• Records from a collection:
%%

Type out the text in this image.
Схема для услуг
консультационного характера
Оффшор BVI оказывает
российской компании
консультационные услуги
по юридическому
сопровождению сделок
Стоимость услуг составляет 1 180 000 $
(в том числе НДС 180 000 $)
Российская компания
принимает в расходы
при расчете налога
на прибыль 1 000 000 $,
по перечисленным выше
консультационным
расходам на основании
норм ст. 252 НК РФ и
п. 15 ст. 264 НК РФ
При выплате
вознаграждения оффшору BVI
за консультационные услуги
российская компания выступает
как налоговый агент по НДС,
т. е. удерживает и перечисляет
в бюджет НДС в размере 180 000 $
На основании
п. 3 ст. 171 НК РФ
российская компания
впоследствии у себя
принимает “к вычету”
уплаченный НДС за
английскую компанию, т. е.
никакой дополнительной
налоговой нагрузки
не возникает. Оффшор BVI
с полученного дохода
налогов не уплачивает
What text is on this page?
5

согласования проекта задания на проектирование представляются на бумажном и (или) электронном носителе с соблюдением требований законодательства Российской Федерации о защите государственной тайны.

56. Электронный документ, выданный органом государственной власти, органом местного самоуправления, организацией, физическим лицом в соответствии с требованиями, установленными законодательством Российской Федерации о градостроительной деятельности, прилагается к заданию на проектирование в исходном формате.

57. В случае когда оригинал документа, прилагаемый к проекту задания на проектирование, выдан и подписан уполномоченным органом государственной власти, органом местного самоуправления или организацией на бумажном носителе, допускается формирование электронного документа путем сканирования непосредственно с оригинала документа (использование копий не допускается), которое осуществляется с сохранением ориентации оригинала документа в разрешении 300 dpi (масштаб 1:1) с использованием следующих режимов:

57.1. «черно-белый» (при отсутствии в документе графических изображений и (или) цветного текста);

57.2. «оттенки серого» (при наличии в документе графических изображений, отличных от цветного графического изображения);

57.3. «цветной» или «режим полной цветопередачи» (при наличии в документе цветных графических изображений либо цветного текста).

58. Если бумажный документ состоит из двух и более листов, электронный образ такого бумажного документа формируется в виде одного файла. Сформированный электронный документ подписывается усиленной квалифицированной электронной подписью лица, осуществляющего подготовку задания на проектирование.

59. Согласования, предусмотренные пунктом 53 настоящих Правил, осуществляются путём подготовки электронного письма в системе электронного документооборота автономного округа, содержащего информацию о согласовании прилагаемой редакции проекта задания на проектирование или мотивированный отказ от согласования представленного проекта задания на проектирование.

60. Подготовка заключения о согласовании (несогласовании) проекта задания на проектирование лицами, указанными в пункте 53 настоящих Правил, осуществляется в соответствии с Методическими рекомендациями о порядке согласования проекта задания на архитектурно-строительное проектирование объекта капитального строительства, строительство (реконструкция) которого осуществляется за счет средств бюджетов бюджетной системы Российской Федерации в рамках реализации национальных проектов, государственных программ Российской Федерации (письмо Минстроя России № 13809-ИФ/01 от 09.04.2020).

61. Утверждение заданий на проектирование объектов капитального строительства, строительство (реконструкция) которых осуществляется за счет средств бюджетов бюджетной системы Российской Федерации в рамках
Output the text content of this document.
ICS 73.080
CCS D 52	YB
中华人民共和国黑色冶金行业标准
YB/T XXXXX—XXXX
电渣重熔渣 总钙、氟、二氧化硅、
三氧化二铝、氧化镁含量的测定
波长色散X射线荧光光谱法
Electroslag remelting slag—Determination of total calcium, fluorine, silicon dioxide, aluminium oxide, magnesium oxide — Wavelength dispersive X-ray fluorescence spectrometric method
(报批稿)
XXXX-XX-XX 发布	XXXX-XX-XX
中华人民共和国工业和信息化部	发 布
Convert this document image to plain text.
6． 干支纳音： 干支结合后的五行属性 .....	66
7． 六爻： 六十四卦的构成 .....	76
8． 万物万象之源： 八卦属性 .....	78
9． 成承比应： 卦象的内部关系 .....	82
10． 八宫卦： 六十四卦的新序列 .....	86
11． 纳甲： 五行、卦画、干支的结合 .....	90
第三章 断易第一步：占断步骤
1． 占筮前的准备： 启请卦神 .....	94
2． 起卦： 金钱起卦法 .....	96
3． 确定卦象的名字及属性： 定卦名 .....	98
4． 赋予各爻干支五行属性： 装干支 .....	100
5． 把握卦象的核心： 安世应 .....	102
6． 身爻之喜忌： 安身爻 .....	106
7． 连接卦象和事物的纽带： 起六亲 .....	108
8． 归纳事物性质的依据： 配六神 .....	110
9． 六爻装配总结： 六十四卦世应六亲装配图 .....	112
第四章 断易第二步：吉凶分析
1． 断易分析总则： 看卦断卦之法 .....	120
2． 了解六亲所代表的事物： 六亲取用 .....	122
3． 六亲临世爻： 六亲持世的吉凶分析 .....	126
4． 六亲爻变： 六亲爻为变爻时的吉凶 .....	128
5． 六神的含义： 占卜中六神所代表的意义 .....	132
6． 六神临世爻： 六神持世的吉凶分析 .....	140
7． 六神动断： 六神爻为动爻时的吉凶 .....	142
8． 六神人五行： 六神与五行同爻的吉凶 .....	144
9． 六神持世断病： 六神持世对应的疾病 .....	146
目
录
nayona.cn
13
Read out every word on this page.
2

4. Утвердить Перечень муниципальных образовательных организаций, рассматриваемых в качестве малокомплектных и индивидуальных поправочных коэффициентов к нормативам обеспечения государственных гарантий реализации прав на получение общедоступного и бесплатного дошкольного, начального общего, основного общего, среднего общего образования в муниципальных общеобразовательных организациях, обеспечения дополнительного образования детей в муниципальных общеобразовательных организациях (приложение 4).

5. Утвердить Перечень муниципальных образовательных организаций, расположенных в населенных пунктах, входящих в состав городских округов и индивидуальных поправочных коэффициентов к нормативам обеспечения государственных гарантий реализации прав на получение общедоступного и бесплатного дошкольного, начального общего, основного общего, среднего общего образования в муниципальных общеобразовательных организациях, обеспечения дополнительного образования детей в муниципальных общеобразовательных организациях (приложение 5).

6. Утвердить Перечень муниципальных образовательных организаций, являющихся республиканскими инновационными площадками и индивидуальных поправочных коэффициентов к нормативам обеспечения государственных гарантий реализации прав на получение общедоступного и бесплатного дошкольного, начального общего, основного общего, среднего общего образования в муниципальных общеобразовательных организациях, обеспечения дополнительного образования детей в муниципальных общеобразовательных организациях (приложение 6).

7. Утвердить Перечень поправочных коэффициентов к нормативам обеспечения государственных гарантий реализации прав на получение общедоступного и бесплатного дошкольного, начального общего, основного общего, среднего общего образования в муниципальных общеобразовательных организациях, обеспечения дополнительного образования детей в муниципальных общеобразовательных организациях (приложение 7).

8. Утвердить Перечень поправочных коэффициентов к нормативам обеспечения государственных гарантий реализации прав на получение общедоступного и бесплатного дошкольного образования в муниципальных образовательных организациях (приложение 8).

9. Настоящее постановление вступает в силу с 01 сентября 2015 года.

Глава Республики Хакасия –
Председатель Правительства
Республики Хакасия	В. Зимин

%%

• WHAT YOU ARE ASKED TO DO:
Reproduce all of the entries word for word.

• THE RESULT:
Type out the text in this image.
Схема для услуг
консультационного характера
Оффшор BVI оказывает
российской компании
консультационные услуги
по юридическому
сопровождению сделок
Стоимость услуг составляет 1 180 000 $
(в том числе НДС 180 000 $)
Российская компания
принимает в расходы
при расчете налога
на прибыль 1 000 000 $,
по перечисленным выше
консультационным
расходам на основании
норм ст. 252 НК РФ и
п. 15 ст. 264 НК РФ
При выплате
вознаграждения оффшору BVI
за консультационные услуги
российская компания выступает
как налоговый агент по НДС,
т. е. удерживает и перечисляет
в бюджет НДС в размере 180 000 $
На основании
п. 3 ст. 171 НК РФ
российская компания
впоследствии у себя
принимает “к вычету”
уплаченный НДС за
английскую компанию, т. е.
никакой дополнительной
налоговой нагрузки
не возникает. Оффшор BVI
с полученного дохода
налогов не уплачивает
What text is on this page?
5

согласования проекта задания на проектирование представляются на бумажном и (или) электронном носителе с соблюдением требований законодательства Российской Федерации о защите государственной тайны.

56. Электронный документ, выданный органом государственной власти, органом местного самоуправления, организацией, физическим лицом в соответствии с требованиями, установленными законодательством Российской Федерации о градостроительной деятельности, прилагается к заданию на проектирование в исходном формате.

57. В случае когда оригинал документа, прилагаемый к проекту задания на проектирование, выдан и подписан уполномоченным органом государственной власти, органом местного самоуправления или организацией на бумажном носителе, допускается формирование электронного документа путем сканирования непосредственно с оригинала документа (использование копий не допускается), которое осуществляется с сохранением ориентации оригинала документа в разрешении 300 dpi (масштаб 1:1) с использованием следующих режимов:

57.1. «черно-белый» (при отсутствии в документе графических изображений и (или) цветного текста);

57.2. «оттенки серого» (при наличии в документе графических изображений, отличных от цветного графического изображения);

57.3. «цветной» или «режим полной цветопередачи» (при наличии в документе цветных графических изображений либо цветного текста).

58. Если бумажный документ состоит из двух и более листов, электронный образ такого бумажного документа формируется в виде одного файла. Сформированный электронный документ подписывается усиленной квалифицированной электронной подписью лица, осуществляющего подготовку задания на проектирование.

59. Согласования, предусмотренные пунктом 53 настоящих Правил, осуществляются путём подготовки электронного письма в системе электронного документооборота автономного округа, содержащего информацию о согласовании прилагаемой редакции проекта задания на проектирование или мотивированный отказ от согласования представленного проекта задания на проектирование.

60. Подготовка заключения о согласовании (несогласовании) проекта задания на проектирование лицами, указанными в пункте 53 настоящих Правил, осуществляется в соответствии с Методическими рекомендациями о порядке согласования проекта задания на архитектурно-строительное проектирование объекта капитального строительства, строительство (реконструкция) которого осуществляется за счет средств бюджетов бюджетной системы Российской Федерации в рамках реализации национальных проектов, государственных программ Российской Федерации (письмо Минстроя России № 13809-ИФ/01 от 09.04.2020).

61. Утверждение заданий на проектирование объектов капитального строительства, строительство (реконструкция) которых осуществляется за счет средств бюджетов бюджетной системы Российской Федерации в рамках
Output the text content of this document.
ICS 73.080
CCS D 52	YB
中华人民共和国黑色冶金行业标准
YB/T XXXXX—XXXX
电渣重熔渣 总钙、氟、二氧化硅、
三氧化二铝、氧化镁含量的测定
波长色散X射线荧光光谱法
Electroslag remelting slag—Determination of total calcium, fluorine, silicon dioxide, aluminium oxide, magnesium oxide — Wavelength dispersive X-ray fluorescence spectrometric method
(报批稿)
XXXX-XX-XX 发布	XXXX-XX-XX
中华人民共和国工业和信息化部	发 布
Convert this document image to plain text.
6． 干支纳音： 干支结合后的五行属性 .....	66
7． 六爻： 六十四卦的构成 .....	76
8． 万物万象之源： 八卦属性 .....	78
9． 成承比应： 卦象的内部关系 .....	82
10． 八宫卦： 六十四卦的新序列 .....	86
11． 纳甲： 五行、卦画、干支的结合 .....	90
第三章 断易第一步：占断步骤
1． 占筮前的准备： 启请卦神 .....	94
2． 起卦： 金钱起卦法 .....	96
3． 确定卦象的名字及属性： 定卦名 .....	98
4． 赋予各爻干支五行属性： 装干支 .....	100
5． 把握卦象的核心： 安世应 .....	102
6． 身爻之喜忌： 安身爻 .....	106
7． 连接卦象和事物的纽带： 起六亲 .....	108
8． 归纳事物性质的依据： 配六神 .....	110
9． 六爻装配总结： 六十四卦世应六亲装配图 .....	112
第四章 断易第二步：吉凶分析
1． 断易分析总则： 看卦断卦之法 .....	120
2． 了解六亲所代表的事物： 六亲取用 .....	122
3． 六亲临世爻： 六亲持世的吉凶分析 .....	126
4． 六亲爻变： 六亲爻为变爻时的吉凶 .....	128
5． 六神的含义： 占卜中六神所代表的意义 .....	132
6． 六神临世爻： 六神持世的吉凶分析 .....	140
7． 六神动断： 六神爻为动爻时的吉凶 .....	142
8． 六神人五行： 六神与五行同爻的吉凶 .....	144
9． 六神持世断病： 六神持世对应的疾病 .....	146
目
录
nayona.cn
13
Read out every word on this page.
2

4. Утвердить Перечень муниципальных образовательных организаций, рассматриваемых в качестве малокомплектных и индивидуальных поправочных коэффициентов к нормативам обеспечения государственных гарантий реализации прав на получение общедоступного и бесплатного дошкольного, начального общего, основного общего, среднего общего образования в муниципальных общеобразовательных организациях, обеспечения дополнительного образования детей в муниципальных общеобразовательных организациях (приложение 4).

5. Утвердить Перечень муниципальных образовательных организаций, расположенных в населенных пунктах, входящих в состав городских округов и индивидуальных поправочных коэффициентов к нормативам обеспечения государственных гарантий реализации прав на получение общедоступного и бесплатного дошкольного, начального общего, основного общего, среднего общего образования в муниципальных общеобразовательных организациях, обеспечения дополнительного образования детей в муниципальных общеобразовательных организациях (приложение 5).

6. Утвердить Перечень муниципальных образовательных организаций, являющихся республиканскими инновационными площадками и индивидуальных поправочных коэффициентов к нормативам обеспечения государственных гарантий реализации прав на получение общедоступного и бесплатного дошкольного, начального общего, основного общего, среднего общего образования в муниципальных общеобразовательных организациях, обеспечения дополнительного образования детей в муниципальных общеобразовательных организациях (приложение 6).

7. Утвердить Перечень поправочных коэффициентов к нормативам обеспечения государственных гарантий реализации прав на получение общедоступного и бесплатного дошкольного, начального общего, основного общего, среднего общего образования в муниципальных общеобразовательных организациях, обеспечения дополнительного образования детей в муниципальных общеобразовательных организациях (приложение 7).

8. Утвердить Перечень поправочных коэффициентов к нормативам обеспечения государственных гарантий реализации прав на получение общедоступного и бесплатного дошкольного образования в муниципальных образовательных организациях (приложение 8).

9. Настоящее постановление вступает в силу с 01 сентября 2015 года.

Глава Республики Хакасия –
Председатель Правительства
Республики Хакасия	В. Зимин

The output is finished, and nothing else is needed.